— Start —

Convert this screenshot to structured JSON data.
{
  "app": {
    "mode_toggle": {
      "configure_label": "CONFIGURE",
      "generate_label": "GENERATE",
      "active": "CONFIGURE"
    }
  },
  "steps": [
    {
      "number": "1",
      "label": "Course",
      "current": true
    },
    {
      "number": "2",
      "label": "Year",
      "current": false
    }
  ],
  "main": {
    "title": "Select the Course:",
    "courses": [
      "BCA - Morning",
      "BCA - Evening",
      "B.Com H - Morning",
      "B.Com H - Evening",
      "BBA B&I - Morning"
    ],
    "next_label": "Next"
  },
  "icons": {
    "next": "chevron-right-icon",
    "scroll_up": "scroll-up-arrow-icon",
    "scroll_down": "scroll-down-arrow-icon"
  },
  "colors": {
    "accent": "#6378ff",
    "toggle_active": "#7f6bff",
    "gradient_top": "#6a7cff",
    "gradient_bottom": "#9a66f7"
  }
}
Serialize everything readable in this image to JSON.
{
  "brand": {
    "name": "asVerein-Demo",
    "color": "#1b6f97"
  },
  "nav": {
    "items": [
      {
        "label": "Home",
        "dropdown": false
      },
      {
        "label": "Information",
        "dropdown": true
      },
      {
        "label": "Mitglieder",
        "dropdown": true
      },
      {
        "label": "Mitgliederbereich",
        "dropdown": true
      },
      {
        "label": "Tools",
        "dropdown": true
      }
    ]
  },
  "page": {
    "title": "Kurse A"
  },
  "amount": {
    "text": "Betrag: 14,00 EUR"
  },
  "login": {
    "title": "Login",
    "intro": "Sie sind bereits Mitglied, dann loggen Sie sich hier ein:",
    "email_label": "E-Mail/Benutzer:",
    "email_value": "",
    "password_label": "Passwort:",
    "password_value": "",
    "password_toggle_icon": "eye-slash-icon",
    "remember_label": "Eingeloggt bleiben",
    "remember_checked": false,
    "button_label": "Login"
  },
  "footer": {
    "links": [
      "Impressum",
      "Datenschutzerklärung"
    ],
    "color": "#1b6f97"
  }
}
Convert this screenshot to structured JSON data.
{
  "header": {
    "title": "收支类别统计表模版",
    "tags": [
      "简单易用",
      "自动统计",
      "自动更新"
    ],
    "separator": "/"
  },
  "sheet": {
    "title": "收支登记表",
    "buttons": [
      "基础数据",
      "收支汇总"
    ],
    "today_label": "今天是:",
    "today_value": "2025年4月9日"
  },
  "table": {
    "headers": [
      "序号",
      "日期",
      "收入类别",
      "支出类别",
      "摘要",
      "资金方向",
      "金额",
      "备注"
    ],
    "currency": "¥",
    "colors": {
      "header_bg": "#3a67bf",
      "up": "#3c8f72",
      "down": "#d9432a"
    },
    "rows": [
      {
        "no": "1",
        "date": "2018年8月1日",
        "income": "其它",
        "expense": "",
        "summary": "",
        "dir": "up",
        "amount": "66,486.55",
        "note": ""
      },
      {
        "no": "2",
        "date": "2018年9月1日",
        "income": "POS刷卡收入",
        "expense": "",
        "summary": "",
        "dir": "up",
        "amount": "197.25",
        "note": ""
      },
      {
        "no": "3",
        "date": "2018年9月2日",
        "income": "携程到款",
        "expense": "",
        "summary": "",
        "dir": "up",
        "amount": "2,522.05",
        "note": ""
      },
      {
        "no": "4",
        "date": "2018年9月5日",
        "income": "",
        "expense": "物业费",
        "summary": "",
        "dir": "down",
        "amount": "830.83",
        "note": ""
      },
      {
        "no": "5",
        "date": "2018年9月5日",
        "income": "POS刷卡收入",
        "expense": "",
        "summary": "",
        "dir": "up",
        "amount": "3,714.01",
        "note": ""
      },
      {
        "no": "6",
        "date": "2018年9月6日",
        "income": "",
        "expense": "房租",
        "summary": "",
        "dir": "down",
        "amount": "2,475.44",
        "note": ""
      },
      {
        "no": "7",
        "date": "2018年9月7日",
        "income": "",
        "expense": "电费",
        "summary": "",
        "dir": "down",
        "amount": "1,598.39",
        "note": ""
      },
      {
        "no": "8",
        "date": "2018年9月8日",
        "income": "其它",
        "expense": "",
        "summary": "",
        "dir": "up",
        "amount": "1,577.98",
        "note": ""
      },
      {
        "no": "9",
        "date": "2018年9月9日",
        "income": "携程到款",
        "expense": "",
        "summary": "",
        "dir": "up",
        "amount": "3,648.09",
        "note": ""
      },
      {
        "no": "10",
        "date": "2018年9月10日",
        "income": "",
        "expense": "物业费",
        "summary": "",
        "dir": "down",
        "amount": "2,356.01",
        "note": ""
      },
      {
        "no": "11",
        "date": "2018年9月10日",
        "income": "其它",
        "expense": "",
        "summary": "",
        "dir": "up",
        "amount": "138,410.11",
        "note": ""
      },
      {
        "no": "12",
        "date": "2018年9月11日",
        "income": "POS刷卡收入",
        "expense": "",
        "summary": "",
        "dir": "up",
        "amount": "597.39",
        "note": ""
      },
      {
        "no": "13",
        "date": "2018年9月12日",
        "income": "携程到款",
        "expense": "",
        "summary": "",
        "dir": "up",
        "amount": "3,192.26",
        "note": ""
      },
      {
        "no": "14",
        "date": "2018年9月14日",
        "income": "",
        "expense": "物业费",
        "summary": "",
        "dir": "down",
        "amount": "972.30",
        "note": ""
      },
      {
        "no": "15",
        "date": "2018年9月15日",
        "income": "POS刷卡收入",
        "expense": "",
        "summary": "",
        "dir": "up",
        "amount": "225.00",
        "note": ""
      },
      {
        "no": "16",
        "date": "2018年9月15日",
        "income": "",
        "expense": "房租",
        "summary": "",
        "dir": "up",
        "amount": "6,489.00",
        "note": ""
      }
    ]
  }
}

— End —

**TASK DETAILS**. Please restate the data word for word, every record included.

**SOLVED EXERCISE**.
Convert this screenshot to structured JSON data.
{
  "app": {
    "mode_toggle": {
      "configure_label": "CONFIGURE",
      "generate_label": "GENERATE",
      "active": "CONFIGURE"
    }
  },
  "steps": [
    {
      "number": "1",
      "label": "Course",
      "current": true
    },
    {
      "number": "2",
      "label": "Year",
      "current": false
    }
  ],
  "main": {
    "title": "Select the Course:",
    "courses": [
      "BCA - Morning",
      "BCA - Evening",
      "B.Com H - Morning",
      "B.Com H - Evening",
      "BBA B&I - Morning"
    ],
    "next_label": "Next"
  },
  "icons": {
    "next": "chevron-right-icon",
    "scroll_up": "scroll-up-arrow-icon",
    "scroll_down": "scroll-down-arrow-icon"
  },
  "colors": {
    "accent": "#6378ff",
    "toggle_active": "#7f6bff",
    "gradient_top": "#6a7cff",
    "gradient_bottom": "#9a66f7"
  }
}
Serialize everything readable in this image to JSON.
{
  "brand": {
    "name": "asVerein-Demo",
    "color": "#1b6f97"
  },
  "nav": {
    "items": [
      {
        "label": "Home",
        "dropdown": false
      },
      {
        "label": "Information",
        "dropdown": true
      },
      {
        "label": "Mitglieder",
        "dropdown": true
      },
      {
        "label": "Mitgliederbereich",
        "dropdown": true
      },
      {
        "label": "Tools",
        "dropdown": true
      }
    ]
  },
  "page": {
    "title": "Kurse A"
  },
  "amount": {
    "text": "Betrag: 14,00 EUR"
  },
  "login": {
    "title": "Login",
    "intro": "Sie sind bereits Mitglied, dann loggen Sie sich hier ein:",
    "email_label": "E-Mail/Benutzer:",
    "email_value": "",
    "password_label": "Passwort:",
    "password_value": "",
    "password_toggle_icon": "eye-slash-icon",
    "remember_label": "Eingeloggt bleiben",
    "remember_checked": false,
    "button_label": "Login"
  },
  "footer": {
    "links": [
      "Impressum",
      "Datenschutzerklärung"
    ],
    "color": "#1b6f97"
  }
}
Convert this screenshot to structured JSON data.
{
  "header": {
    "title": "收支类别统计表模版",
    "tags": [
      "简单易用",
      "自动统计",
      "自动更新"
    ],
    "separator": "/"
  },
  "sheet": {
    "title": "收支登记表",
    "buttons": [
      "基础数据",
      "收支汇总"
    ],
    "today_label": "今天是:",
    "today_value": "2025年4月9日"
  },
  "table": {
    "headers": [
      "序号",
      "日期",
      "收入类别",
      "支出类别",
      "摘要",
      "资金方向",
      "金额",
      "备注"
    ],
    "currency": "¥",
    "colors": {
      "header_bg": "#3a67bf",
      "up": "#3c8f72",
      "down": "#d9432a"
    },
    "rows": [
      {
        "no": "1",
        "date": "2018年8月1日",
        "income": "其它",
        "expense": "",
        "summary": "",
        "dir": "up",
        "amount": "66,486.55",
        "note": ""
      },
      {
        "no": "2",
        "date": "2018年9月1日",
        "income": "POS刷卡收入",
        "expense": "",
        "summary": "",
        "dir": "up",
        "amount": "197.25",
        "note": ""
      },
      {
        "no": "3",
        "date": "2018年9月2日",
        "income": "携程到款",
        "expense": "",
        "summary": "",
        "dir": "up",
        "amount": "2,522.05",
        "note": ""
      },
      {
        "no": "4",
        "date": "2018年9月5日",
        "income": "",
        "expense": "物业费",
        "summary": "",
        "dir": "down",
        "amount": "830.83",
        "note": ""
      },
      {
        "no": "5",
        "date": "2018年9月5日",
        "income": "POS刷卡收入",
        "expense": "",
        "summary": "",
        "dir": "up",
        "amount": "3,714.01",
        "note": ""
      },
      {
        "no": "6",
        "date": "2018年9月6日",
        "income": "",
        "expense": "房租",
        "summary": "",
        "dir": "down",
        "amount": "2,475.44",
        "note": ""
      },
      {
        "no": "7",
        "date": "2018年9月7日",
        "income": "",
        "expense": "电费",
        "summary": "",
        "dir": "down",
        "amount": "1,598.39",
        "note": ""
      },
      {
        "no": "8",
        "date": "2018年9月8日",
        "income": "其它",
        "expense": "",
        "summary": "",
        "dir": "up",
        "amount": "1,577.98",
        "note": ""
      },
      {
        "no": "9",
        "date": "2018年9月9日",
        "income": "携程到款",
        "expense": "",
        "summary": "",
        "dir": "up",
        "amount": "3,648.09",
        "note": ""
      },
      {
        "no": "10",
        "date": "2018年9月10日",
        "income": "",
        "expense": "物业费",
        "summary": "",
        "dir": "down",
        "amount": "2,356.01",
        "note": ""
      },
      {
        "no": "11",
        "date": "2018年9月10日",
        "income": "其它",
        "expense": "",
        "summary": "",
        "dir": "up",
        "amount": "138,410.11",
        "note": ""
      },
      {
        "no": "12",
        "date": "2018年9月11日",
        "income": "POS刷卡收入",
        "expense": "",
        "summary": "",
        "dir": "up",
        "amount": "597.39",
        "note": ""
      },
      {
        "no": "13",
        "date": "2018年9月12日",
        "income": "携程到款",
        "expense": "",
        "summary": "",
        "dir": "up",
        "amount": "3,192.26",
        "note": ""
      },
      {
        "no": "14",
        "date": "2018年9月14日",
        "income": "",
        "expense": "物业费",
        "summary": "",
        "dir": "down",
        "amount": "972.30",
        "note": ""
      },
      {
        "no": "15",
        "date": "2018年9月15日",
        "income": "POS刷卡收入",
        "expense": "",
        "summary": "",
        "dir": "up",
        "amount": "225.00",
        "note": ""
      },
      {
        "no": "16",
        "date": "2018年9月15日",
        "income": "",
        "expense": "房租",
        "summary": "",
        "dir": "up",
        "amount": "6,489.00",
        "note": ""
      }
    ]
  }
}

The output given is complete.